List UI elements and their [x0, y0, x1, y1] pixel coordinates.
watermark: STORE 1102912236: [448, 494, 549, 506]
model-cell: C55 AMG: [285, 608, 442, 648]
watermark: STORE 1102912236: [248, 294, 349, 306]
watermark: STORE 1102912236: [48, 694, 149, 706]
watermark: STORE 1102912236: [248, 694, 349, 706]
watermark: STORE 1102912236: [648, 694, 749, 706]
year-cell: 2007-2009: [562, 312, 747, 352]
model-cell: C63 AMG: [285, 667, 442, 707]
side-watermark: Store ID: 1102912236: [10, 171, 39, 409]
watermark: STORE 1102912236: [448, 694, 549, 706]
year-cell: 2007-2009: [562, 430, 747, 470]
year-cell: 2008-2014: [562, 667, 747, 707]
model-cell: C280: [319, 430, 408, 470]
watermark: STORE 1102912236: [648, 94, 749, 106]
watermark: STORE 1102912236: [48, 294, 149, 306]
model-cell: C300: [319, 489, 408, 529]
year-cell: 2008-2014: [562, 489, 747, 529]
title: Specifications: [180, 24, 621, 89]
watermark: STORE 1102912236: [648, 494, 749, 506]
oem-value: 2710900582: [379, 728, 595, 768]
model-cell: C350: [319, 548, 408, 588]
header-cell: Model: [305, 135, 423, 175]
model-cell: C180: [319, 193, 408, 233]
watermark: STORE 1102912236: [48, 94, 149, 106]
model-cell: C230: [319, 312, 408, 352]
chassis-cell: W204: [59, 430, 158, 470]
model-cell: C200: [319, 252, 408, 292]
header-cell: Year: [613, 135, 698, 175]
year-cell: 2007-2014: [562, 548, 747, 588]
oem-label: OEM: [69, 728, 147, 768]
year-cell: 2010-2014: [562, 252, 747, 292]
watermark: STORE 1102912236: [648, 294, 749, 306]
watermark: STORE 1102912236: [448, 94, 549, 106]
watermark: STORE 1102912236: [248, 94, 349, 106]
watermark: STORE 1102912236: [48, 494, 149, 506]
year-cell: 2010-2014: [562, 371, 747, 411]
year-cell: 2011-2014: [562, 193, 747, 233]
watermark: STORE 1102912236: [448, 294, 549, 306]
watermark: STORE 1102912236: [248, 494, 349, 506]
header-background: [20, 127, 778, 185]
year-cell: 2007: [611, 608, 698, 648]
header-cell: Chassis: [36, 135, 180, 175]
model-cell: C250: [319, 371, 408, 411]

──────────

(GIVEN REQUEST): Reproduce every line of the entries above word for word, in the same order.

(RESPONSE TO THE EXERCISE):
List UI elements and their [x0, y0, x1, y1] pixel coordinates.
watermark: STORE 1102912236: [448, 494, 549, 506]
model-cell: C55 AMG: [285, 608, 442, 648]
watermark: STORE 1102912236: [248, 294, 349, 306]
watermark: STORE 1102912236: [48, 694, 149, 706]
watermark: STORE 1102912236: [248, 694, 349, 706]
watermark: STORE 1102912236: [648, 694, 749, 706]
year-cell: 2007-2009: [562, 312, 747, 352]
model-cell: C63 AMG: [285, 667, 442, 707]
side-watermark: Store ID: 1102912236: [10, 171, 39, 409]
watermark: STORE 1102912236: [448, 694, 549, 706]
year-cell: 2007-2009: [562, 430, 747, 470]
year-cell: 2008-2014: [562, 667, 747, 707]
model-cell: C280: [319, 430, 408, 470]
watermark: STORE 1102912236: [648, 94, 749, 106]
watermark: STORE 1102912236: [48, 294, 149, 306]
model-cell: C300: [319, 489, 408, 529]
year-cell: 2008-2014: [562, 489, 747, 529]
title: Specifications: [180, 24, 621, 89]
watermark: STORE 1102912236: [648, 494, 749, 506]
oem-value: 2710900582: [379, 728, 595, 768]
model-cell: C350: [319, 548, 408, 588]
header-cell: Model: [305, 135, 423, 175]
model-cell: C180: [319, 193, 408, 233]
watermark: STORE 1102912236: [48, 94, 149, 106]
model-cell: C230: [319, 312, 408, 352]
chassis-cell: W204: [59, 430, 158, 470]
model-cell: C200: [319, 252, 408, 292]
header-cell: Year: [613, 135, 698, 175]
year-cell: 2007-2014: [562, 548, 747, 588]
oem-label: OEM: [69, 728, 147, 768]
year-cell: 2010-2014: [562, 252, 747, 292]
watermark: STORE 1102912236: [648, 294, 749, 306]
watermark: STORE 1102912236: [448, 94, 549, 106]
watermark: STORE 1102912236: [248, 94, 349, 106]
watermark: STORE 1102912236: [48, 494, 149, 506]
year-cell: 2010-2014: [562, 371, 747, 411]
year-cell: 2011-2014: [562, 193, 747, 233]
watermark: STORE 1102912236: [448, 294, 549, 306]
watermark: STORE 1102912236: [248, 494, 349, 506]
header-background: [20, 127, 778, 185]
year-cell: 2007: [611, 608, 698, 648]
header-cell: Chassis: [36, 135, 180, 175]
model-cell: C250: [319, 371, 408, 411]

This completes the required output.